→ GIVEN INSTRUCTION A
Answer these questions from the passage on the Victory group:
(i) From which city was the group taken?
(ii) To which battle was the group assigned?
(iii) At the beginning of the Principate, what would a Victory with palm and wreath on a globe have meant?
→ GIVEN INSTRUCTION B
In the records, rewrite the lines from the one with "heatmap-cell (267, 261, 270, 264)" up to and including the one with "heatmap-cell (232, 300, 235, 303)", swapping "heatmap-cell" for "grid-square" and keeping everything else the same. Return only those lines.

→ QUOTED TEXT
────────────────────
The significance of this Victory group was that assigned to the battle of Actium itself: at once a smashing conquest of Rome's foreign foes and the deathblow to the cycle of civil wars begun again with Caesar's death. The group was not a new commission but an "Old Master" taken from Tarentum in South Italy; perhaps it was meant to be seen as an Italian Victory. Immediately famous, the group remained for centuries a stock figure symbolizing Roman world rule, losing special reference to Augustus. However, here at the beginning of the Principate, a Victory with palm and wreath on a globe would have meant the Actium group, with all its associations particular to Augustus' own career. This kind of playful and sophisticated visual reference, where a famous monument is depicted being "consummated," occurs elsewhere in Augustan official imagery (see the Conclusion).
────────────────────
→ INFORMATION GIVEN
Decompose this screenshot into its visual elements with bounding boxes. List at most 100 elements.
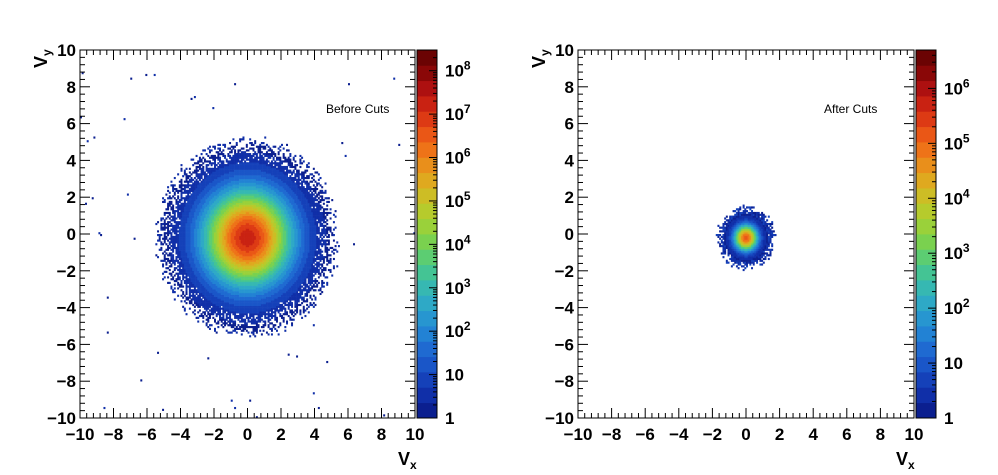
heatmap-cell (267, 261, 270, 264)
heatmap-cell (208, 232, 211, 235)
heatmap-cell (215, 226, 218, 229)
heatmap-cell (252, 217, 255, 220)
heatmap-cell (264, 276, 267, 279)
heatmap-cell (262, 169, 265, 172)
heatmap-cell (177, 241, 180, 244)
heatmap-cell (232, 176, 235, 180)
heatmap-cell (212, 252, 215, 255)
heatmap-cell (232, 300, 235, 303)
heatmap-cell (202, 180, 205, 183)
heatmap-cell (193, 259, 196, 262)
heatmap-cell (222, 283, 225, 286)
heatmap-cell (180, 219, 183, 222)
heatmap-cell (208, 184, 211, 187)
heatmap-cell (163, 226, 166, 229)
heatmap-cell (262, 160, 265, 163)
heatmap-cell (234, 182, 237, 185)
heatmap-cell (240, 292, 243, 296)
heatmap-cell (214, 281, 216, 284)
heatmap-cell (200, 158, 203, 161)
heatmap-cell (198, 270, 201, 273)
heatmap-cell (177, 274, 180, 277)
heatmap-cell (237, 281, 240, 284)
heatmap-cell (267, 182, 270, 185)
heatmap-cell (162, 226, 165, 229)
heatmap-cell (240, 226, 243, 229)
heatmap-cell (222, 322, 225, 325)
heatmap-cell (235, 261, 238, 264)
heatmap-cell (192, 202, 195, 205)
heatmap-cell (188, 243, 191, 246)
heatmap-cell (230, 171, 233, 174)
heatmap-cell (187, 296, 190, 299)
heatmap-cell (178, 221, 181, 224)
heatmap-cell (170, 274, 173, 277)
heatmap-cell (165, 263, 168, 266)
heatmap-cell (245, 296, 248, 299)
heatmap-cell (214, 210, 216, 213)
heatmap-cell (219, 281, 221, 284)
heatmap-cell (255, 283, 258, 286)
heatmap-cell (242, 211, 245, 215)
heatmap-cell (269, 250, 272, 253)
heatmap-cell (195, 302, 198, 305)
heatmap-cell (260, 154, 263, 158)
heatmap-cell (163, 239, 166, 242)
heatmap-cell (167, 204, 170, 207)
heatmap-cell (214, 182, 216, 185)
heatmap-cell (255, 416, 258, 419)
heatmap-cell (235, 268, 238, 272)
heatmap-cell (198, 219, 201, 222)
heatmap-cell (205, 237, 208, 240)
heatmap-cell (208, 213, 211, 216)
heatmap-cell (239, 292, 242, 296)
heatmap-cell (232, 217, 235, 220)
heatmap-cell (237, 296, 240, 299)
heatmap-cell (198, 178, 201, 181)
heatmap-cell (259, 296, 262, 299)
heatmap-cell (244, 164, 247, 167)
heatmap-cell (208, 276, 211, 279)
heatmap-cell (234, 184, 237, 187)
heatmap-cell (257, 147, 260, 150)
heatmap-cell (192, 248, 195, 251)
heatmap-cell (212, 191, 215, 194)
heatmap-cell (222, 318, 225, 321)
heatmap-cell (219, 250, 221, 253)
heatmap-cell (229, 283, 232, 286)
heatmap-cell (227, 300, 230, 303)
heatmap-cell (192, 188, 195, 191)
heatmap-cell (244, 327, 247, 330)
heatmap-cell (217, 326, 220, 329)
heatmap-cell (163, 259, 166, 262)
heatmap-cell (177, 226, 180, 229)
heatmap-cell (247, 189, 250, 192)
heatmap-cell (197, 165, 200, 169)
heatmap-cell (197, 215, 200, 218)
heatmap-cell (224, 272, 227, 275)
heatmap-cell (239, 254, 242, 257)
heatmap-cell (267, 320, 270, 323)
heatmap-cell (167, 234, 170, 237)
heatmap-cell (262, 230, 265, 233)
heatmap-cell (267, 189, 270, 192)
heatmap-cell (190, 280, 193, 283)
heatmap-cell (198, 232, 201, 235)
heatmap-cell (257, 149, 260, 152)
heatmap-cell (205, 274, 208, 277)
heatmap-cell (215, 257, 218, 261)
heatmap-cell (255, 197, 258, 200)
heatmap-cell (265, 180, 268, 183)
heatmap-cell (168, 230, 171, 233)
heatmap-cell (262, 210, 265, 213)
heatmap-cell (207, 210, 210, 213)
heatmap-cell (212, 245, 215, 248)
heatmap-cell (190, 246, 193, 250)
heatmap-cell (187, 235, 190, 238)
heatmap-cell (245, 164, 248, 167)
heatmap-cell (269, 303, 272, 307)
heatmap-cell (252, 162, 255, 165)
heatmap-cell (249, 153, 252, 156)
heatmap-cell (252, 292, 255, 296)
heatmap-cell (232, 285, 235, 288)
────────────────────
→ COMPLETE ANSWER A
(i) Tarentum, in South Italy.
(ii) The battle of Actium.
(iii) The Actium group, with all its associations particular to Augustus' own career.

→ COMPLETE ANSWER B
grid-square (267, 261, 270, 264)
grid-square (208, 232, 211, 235)
grid-square (215, 226, 218, 229)
grid-square (252, 217, 255, 220)
grid-square (264, 276, 267, 279)
grid-square (262, 169, 265, 172)
grid-square (177, 241, 180, 244)
grid-square (232, 176, 235, 180)
grid-square (212, 252, 215, 255)
grid-square (232, 300, 235, 303)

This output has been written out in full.